## [Work to complete]
Please set down all the lines beneath this one exactly, without the pictures.
# START OF The records
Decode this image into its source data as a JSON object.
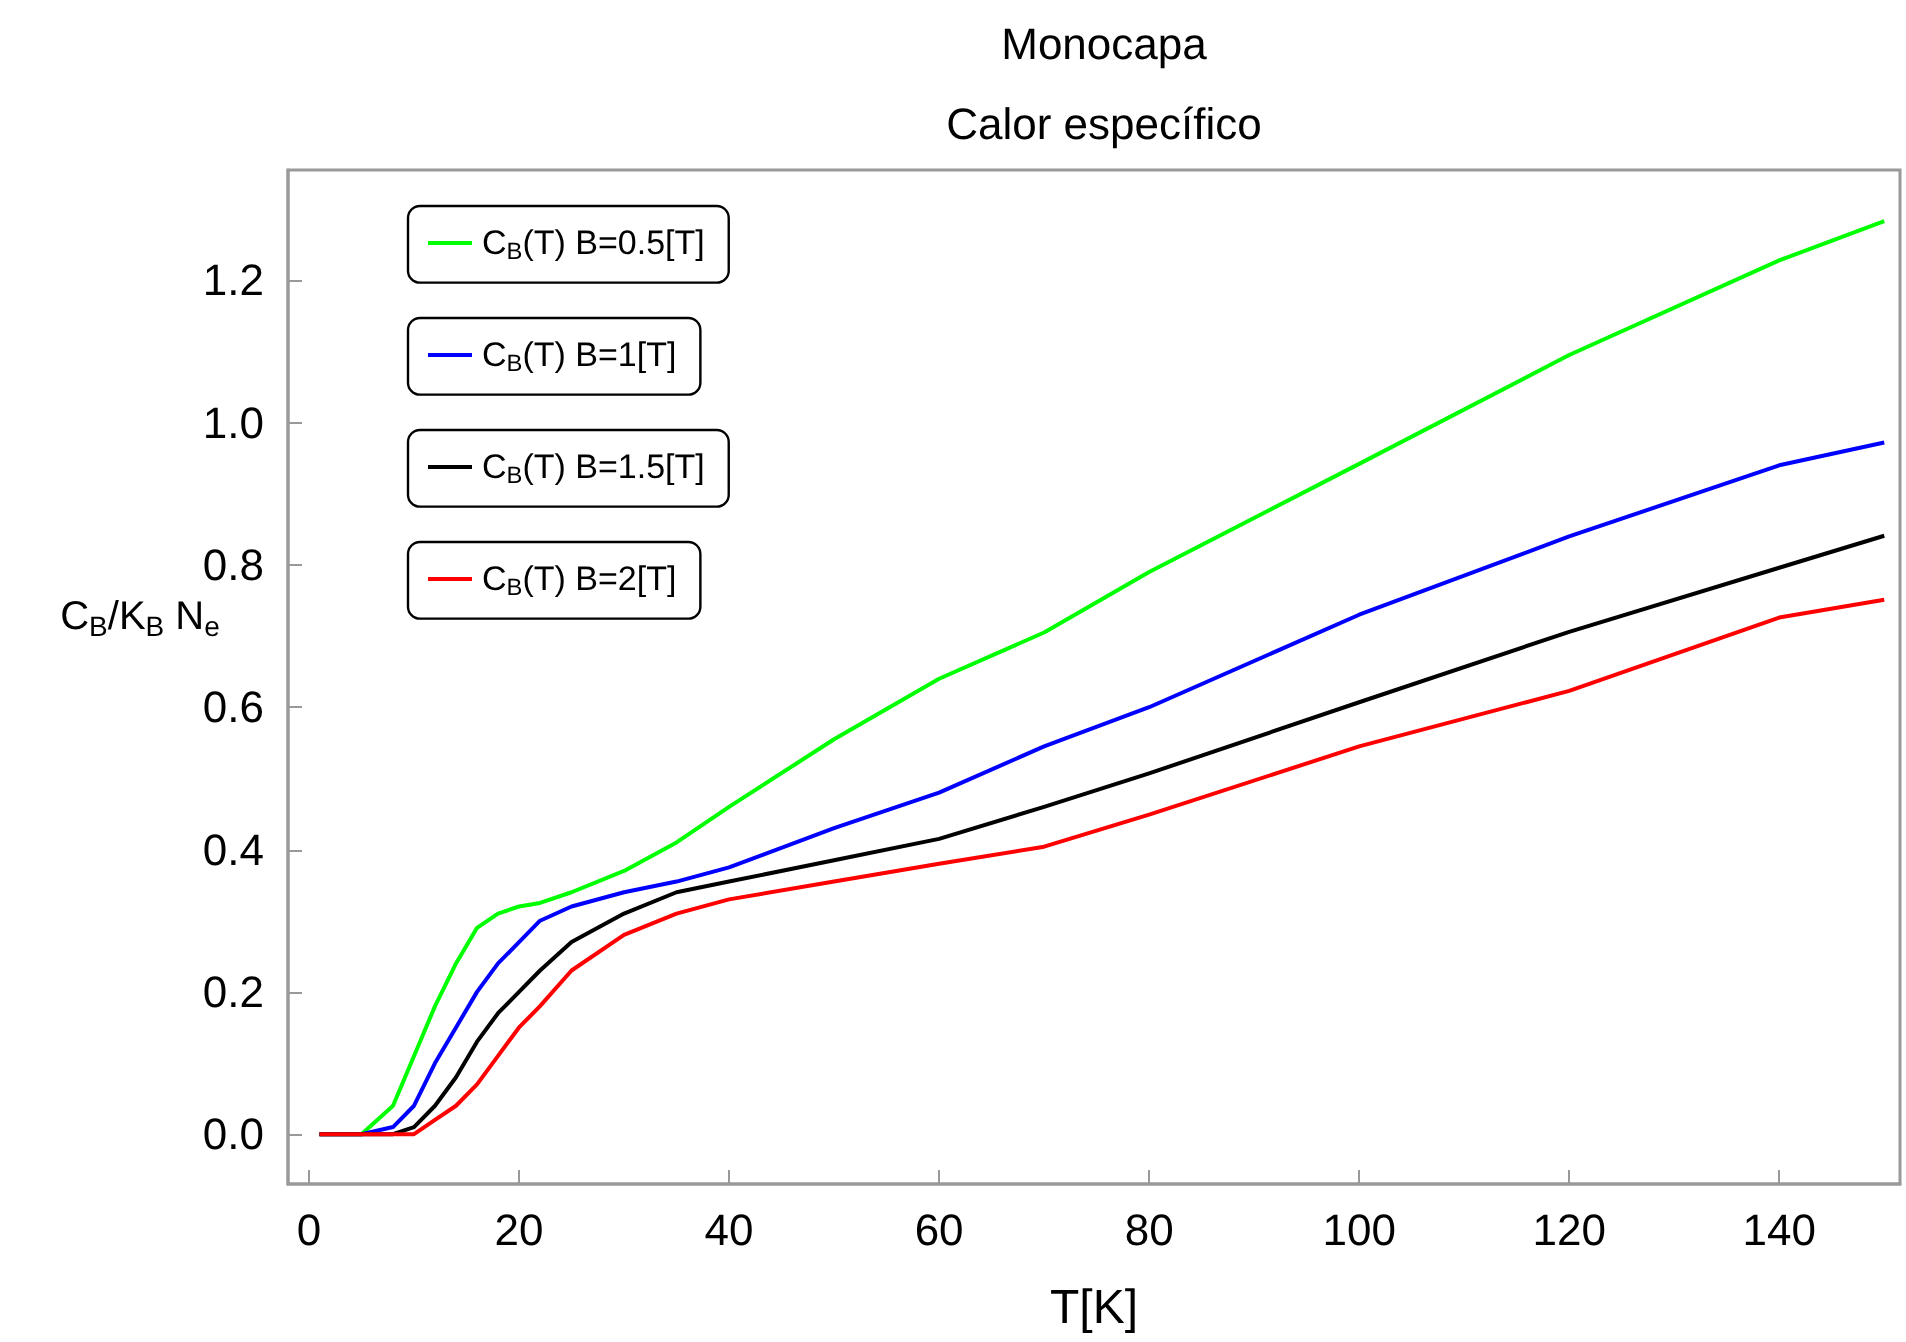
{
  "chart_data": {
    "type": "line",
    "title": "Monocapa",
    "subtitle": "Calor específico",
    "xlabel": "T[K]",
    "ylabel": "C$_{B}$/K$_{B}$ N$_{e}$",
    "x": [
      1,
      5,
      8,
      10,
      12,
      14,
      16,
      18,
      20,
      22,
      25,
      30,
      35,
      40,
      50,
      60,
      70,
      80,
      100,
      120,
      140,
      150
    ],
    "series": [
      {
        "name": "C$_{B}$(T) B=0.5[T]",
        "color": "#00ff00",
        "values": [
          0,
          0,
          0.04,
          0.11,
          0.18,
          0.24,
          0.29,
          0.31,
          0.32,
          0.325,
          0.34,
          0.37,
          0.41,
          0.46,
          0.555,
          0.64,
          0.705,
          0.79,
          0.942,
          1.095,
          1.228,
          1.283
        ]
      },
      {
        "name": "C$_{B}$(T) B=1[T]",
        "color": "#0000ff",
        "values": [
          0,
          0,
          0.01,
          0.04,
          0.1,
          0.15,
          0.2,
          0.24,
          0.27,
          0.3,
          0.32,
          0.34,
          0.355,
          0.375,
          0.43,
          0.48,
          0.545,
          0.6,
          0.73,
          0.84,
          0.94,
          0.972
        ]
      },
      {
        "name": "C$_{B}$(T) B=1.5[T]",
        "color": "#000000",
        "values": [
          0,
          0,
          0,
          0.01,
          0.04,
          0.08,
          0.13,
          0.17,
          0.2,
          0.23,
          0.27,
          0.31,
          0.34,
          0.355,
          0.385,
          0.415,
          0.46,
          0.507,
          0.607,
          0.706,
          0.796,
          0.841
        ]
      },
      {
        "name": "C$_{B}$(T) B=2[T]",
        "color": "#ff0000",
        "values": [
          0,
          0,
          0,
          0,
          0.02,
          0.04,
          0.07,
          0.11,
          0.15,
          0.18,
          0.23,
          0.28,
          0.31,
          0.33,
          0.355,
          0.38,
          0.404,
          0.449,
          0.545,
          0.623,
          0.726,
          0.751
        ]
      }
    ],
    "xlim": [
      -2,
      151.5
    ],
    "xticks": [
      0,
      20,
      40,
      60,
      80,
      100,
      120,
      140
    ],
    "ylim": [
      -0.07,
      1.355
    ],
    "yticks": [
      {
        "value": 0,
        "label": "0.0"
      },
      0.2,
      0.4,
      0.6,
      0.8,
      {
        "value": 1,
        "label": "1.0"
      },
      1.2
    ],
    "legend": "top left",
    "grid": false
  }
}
# END OF The records
## [Task result]
Decode this image into its source data as a JSON object.
{
  "chart_data": {
    "type": "line",
    "title": "Monocapa",
    "subtitle": "Calor específico",
    "xlabel": "T[K]",
    "ylabel": "C$_{B}$/K$_{B}$ N$_{e}$",
    "x": [
      1,
      5,
      8,
      10,
      12,
      14,
      16,
      18,
      20,
      22,
      25,
      30,
      35,
      40,
      50,
      60,
      70,
      80,
      100,
      120,
      140,
      150
    ],
    "series": [
      {
        "name": "C$_{B}$(T) B=0.5[T]",
        "color": "#00ff00",
        "values": [
          0,
          0,
          0.04,
          0.11,
          0.18,
          0.24,
          0.29,
          0.31,
          0.32,
          0.325,
          0.34,
          0.37,
          0.41,
          0.46,
          0.555,
          0.64,
          0.705,
          0.79,
          0.942,
          1.095,
          1.228,
          1.283
        ]
      },
      {
        "name": "C$_{B}$(T) B=1[T]",
        "color": "#0000ff",
        "values": [
          0,
          0,
          0.01,
          0.04,
          0.1,
          0.15,
          0.2,
          0.24,
          0.27,
          0.3,
          0.32,
          0.34,
          0.355,
          0.375,
          0.43,
          0.48,
          0.545,
          0.6,
          0.73,
          0.84,
          0.94,
          0.972
        ]
      },
      {
        "name": "C$_{B}$(T) B=1.5[T]",
        "color": "#000000",
        "values": [
          0,
          0,
          0,
          0.01,
          0.04,
          0.08,
          0.13,
          0.17,
          0.2,
          0.23,
          0.27,
          0.31,
          0.34,
          0.355,
          0.385,
          0.415,
          0.46,
          0.507,
          0.607,
          0.706,
          0.796,
          0.841
        ]
      },
      {
        "name": "C$_{B}$(T) B=2[T]",
        "color": "#ff0000",
        "values": [
          0,
          0,
          0,
          0,
          0.02,
          0.04,
          0.07,
          0.11,
          0.15,
          0.18,
          0.23,
          0.28,
          0.31,
          0.33,
          0.355,
          0.38,
          0.404,
          0.449,
          0.545,
          0.623,
          0.726,
          0.751
        ]
      }
    ],
    "xlim": [
      -2,
      151.5
    ],
    "xticks": [
      0,
      20,
      40,
      60,
      80,
      100,
      120,
      140
    ],
    "ylim": [
      -0.07,
      1.355
    ],
    "yticks": [
      {
        "value": 0,
        "label": "0.0"
      },
      0.2,
      0.4,
      0.6,
      0.8,
      {
        "value": 1,
        "label": "1.0"
      },
      1.2
    ],
    "legend": "top left",
    "grid": false
  }
}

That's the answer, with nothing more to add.